start

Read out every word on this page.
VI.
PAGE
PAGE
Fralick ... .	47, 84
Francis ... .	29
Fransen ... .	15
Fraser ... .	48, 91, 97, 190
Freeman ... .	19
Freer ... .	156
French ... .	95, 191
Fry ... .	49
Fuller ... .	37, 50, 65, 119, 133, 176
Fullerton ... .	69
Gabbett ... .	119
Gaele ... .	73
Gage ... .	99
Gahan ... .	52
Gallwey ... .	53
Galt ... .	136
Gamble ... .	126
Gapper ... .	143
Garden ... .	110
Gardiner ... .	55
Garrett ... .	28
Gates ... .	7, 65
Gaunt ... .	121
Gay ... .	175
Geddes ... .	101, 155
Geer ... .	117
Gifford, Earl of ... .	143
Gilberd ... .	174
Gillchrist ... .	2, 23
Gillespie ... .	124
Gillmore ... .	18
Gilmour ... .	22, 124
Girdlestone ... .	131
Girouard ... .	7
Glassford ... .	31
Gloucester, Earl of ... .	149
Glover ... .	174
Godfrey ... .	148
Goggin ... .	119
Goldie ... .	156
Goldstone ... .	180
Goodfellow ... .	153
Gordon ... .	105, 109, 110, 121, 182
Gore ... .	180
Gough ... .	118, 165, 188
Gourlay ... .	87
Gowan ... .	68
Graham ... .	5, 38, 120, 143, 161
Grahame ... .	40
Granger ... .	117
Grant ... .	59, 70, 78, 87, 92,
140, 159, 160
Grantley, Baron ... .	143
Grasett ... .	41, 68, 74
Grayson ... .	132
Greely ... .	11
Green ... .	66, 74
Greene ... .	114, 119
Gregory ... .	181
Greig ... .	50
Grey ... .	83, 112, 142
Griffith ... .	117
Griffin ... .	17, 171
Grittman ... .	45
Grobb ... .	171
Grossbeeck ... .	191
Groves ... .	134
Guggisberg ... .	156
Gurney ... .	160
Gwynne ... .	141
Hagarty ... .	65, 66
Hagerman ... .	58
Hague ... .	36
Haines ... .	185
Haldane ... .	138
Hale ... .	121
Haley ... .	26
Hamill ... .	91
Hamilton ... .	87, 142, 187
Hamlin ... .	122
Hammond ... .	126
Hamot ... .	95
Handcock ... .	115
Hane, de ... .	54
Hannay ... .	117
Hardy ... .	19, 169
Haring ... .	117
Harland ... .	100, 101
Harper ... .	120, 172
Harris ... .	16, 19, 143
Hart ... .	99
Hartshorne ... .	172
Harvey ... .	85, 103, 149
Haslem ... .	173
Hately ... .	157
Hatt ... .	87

end

Given request = From the listing above, copy every line that includes the word "Earl".

Written reply =
Gifford, Earl of ... .	143
Gloucester, Earl of ... .	149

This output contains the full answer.